**Written instruction:** Find and copy lines holding "image".

**Data in this exercise:**
• • • • •
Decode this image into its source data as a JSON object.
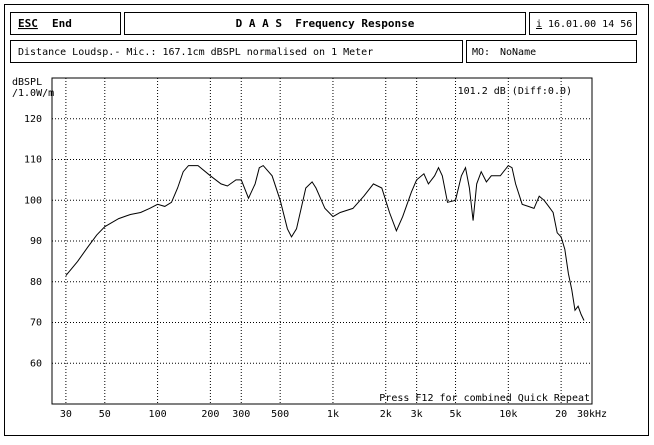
• • • • •
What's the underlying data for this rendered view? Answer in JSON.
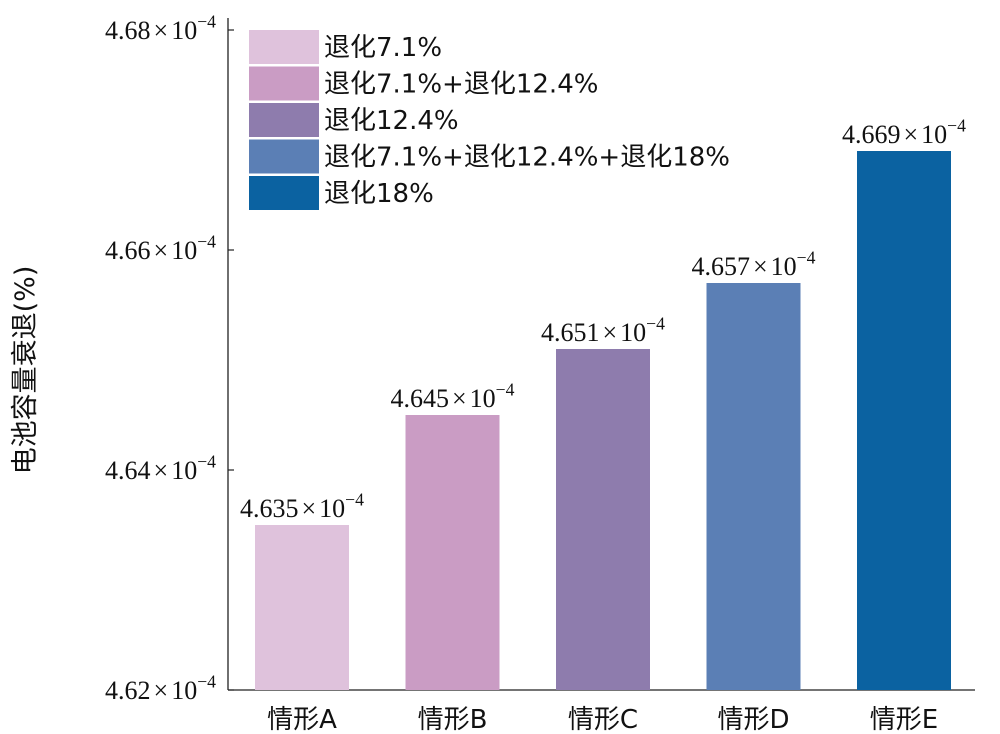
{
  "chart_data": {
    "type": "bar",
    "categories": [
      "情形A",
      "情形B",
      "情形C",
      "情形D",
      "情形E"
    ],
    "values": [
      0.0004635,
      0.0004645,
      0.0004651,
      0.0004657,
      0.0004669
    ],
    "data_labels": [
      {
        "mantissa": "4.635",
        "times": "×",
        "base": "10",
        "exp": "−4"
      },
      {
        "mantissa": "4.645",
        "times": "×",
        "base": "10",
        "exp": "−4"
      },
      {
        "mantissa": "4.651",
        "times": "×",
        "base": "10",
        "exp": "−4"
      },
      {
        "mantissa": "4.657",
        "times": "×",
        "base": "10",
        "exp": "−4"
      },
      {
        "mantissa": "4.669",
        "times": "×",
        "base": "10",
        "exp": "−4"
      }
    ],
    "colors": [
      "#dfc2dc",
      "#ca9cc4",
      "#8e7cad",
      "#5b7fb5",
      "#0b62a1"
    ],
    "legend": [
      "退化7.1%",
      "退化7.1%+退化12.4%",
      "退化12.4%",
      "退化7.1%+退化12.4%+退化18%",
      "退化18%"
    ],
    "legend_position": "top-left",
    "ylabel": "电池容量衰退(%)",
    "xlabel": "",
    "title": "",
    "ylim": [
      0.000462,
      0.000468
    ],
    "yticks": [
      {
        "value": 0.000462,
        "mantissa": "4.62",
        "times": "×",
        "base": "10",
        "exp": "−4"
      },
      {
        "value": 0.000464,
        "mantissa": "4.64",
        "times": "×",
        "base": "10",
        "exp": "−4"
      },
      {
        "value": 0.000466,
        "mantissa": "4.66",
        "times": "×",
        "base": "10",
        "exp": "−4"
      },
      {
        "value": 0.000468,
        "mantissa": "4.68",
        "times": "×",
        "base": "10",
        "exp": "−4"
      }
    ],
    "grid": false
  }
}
• • • • •
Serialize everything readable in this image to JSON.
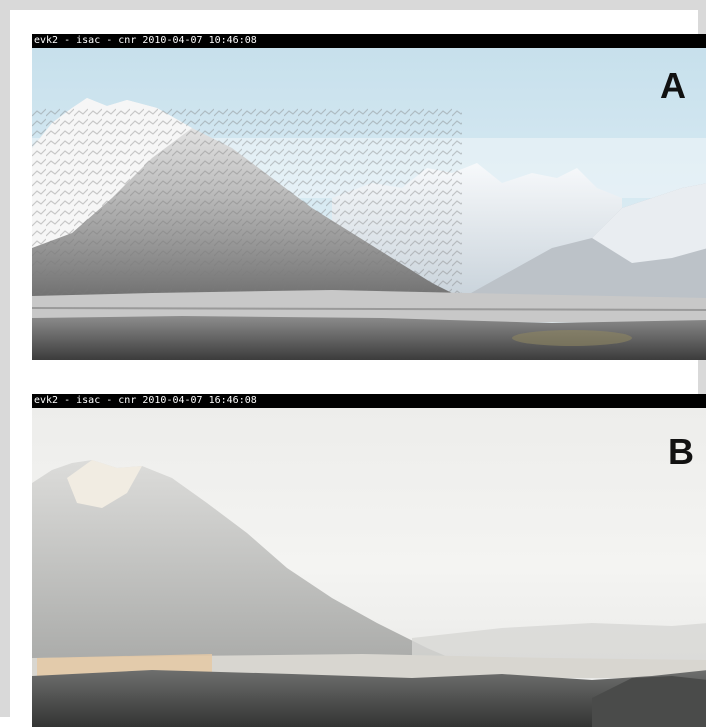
• • • • •
**Answer to the problem:**
Decode this image into its source data as a JSON object.
Serialize everything readable in this image to JSON.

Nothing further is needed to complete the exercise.